* WHAT YOU ARE ASKED TO DO *
Look through the records that follow. Copy every line containing the word "ἄνωθεν".

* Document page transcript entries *
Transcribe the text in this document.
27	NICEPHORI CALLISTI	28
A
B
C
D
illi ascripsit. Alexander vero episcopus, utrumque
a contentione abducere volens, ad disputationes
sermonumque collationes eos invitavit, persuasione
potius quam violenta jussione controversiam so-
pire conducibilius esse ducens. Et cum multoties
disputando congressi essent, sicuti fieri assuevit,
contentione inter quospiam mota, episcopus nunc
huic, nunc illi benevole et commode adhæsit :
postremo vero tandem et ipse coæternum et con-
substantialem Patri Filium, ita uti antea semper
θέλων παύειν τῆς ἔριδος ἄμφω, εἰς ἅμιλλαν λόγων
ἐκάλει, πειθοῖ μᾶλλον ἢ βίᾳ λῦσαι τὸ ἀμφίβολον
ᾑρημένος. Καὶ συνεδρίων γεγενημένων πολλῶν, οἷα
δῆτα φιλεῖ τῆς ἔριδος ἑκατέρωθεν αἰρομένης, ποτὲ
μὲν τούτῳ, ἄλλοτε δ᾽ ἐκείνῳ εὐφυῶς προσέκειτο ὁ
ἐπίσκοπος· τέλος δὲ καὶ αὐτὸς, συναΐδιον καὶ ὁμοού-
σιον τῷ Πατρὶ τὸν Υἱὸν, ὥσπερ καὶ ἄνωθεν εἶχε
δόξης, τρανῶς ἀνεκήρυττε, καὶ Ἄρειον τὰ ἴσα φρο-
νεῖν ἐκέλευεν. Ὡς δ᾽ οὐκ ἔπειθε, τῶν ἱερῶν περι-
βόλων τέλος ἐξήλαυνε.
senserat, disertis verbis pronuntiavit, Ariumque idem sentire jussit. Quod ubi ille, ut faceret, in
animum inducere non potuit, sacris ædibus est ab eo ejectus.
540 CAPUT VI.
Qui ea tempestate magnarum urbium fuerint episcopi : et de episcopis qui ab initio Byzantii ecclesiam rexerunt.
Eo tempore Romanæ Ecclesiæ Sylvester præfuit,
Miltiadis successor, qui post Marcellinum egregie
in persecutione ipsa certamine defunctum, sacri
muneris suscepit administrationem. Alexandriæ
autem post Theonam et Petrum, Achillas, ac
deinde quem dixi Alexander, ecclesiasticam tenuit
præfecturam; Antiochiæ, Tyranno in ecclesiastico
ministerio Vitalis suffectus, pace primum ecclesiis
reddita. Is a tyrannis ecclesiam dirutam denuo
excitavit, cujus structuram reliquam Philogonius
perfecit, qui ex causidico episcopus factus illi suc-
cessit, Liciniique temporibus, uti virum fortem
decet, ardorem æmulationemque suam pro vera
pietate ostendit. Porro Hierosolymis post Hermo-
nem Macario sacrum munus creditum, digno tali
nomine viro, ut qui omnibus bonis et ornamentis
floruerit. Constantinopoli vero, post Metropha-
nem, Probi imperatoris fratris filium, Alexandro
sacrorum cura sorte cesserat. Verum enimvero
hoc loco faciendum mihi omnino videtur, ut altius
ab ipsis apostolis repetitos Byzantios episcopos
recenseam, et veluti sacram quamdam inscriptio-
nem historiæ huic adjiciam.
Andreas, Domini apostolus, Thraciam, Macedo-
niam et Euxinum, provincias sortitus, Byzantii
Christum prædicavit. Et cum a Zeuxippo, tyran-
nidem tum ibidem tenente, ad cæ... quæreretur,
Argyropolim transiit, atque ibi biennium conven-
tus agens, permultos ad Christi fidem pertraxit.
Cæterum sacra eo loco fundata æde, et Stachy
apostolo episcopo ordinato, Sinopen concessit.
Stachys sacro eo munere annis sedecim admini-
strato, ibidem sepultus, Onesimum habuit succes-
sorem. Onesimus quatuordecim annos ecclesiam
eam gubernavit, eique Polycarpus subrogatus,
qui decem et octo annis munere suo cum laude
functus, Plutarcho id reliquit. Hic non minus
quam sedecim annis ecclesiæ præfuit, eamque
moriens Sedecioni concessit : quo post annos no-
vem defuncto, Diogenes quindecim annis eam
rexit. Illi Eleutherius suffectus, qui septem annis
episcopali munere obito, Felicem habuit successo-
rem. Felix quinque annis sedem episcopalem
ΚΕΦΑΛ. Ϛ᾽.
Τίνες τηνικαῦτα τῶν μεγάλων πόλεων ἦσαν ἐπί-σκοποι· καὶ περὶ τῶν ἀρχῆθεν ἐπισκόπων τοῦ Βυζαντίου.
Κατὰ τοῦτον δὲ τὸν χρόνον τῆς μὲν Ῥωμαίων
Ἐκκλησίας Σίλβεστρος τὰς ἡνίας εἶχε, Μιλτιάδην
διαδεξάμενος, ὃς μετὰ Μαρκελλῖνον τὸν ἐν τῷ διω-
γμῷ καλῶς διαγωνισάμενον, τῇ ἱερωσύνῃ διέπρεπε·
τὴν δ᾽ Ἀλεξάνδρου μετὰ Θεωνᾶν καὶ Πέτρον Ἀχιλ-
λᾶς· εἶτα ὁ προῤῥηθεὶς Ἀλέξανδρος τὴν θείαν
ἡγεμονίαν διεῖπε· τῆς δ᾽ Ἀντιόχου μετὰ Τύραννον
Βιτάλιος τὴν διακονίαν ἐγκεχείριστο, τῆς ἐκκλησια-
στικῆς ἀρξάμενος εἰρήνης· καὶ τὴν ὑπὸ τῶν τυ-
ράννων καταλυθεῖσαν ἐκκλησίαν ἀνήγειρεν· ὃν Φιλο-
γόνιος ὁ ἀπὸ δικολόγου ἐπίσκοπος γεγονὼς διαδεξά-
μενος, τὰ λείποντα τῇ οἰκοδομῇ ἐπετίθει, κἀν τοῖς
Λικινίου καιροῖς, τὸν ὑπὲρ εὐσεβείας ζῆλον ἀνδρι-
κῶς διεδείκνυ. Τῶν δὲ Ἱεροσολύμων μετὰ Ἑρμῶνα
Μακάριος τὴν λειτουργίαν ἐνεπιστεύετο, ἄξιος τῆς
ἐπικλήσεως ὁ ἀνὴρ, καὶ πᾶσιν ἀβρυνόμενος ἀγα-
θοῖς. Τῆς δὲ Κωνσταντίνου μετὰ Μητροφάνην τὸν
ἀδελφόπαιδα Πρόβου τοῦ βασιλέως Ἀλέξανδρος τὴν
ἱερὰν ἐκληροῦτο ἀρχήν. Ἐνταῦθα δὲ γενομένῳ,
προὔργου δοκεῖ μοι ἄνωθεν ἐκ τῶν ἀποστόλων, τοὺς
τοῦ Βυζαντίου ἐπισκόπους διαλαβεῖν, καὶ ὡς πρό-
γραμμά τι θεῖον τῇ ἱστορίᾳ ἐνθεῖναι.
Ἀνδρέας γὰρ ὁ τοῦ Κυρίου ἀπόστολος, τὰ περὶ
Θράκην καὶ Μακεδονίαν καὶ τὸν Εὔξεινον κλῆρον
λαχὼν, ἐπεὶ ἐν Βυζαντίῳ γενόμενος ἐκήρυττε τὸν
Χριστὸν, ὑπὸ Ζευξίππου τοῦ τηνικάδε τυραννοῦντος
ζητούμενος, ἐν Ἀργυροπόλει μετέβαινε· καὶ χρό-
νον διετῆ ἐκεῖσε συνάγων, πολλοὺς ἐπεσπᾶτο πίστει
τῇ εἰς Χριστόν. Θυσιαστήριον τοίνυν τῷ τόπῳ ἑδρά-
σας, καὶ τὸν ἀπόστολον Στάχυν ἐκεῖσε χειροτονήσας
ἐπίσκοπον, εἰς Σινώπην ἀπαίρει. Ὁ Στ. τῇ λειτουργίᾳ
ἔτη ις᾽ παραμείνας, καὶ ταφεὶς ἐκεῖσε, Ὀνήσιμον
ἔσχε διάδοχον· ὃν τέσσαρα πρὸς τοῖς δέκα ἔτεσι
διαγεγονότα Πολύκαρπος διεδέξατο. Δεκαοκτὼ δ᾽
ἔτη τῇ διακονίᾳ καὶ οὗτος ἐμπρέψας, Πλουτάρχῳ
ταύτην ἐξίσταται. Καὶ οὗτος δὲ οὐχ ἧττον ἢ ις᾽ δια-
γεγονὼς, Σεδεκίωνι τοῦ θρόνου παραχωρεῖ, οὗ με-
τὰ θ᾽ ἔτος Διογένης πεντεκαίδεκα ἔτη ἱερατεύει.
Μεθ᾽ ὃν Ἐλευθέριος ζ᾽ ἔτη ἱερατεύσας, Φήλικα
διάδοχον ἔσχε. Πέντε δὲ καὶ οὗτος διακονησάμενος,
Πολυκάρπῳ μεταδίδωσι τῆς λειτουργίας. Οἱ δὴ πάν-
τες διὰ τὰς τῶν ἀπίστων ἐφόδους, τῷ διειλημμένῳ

* EXERCISE OUTPUT *
σιον τῷ Πατρὶ τὸν Υἱὸν, ὥσπερ καὶ ἄνωθεν εἶχε
προὔργου δοκεῖ μοι ἄνωθεν ἐκ τῶν ἀποστόλων, τοὺς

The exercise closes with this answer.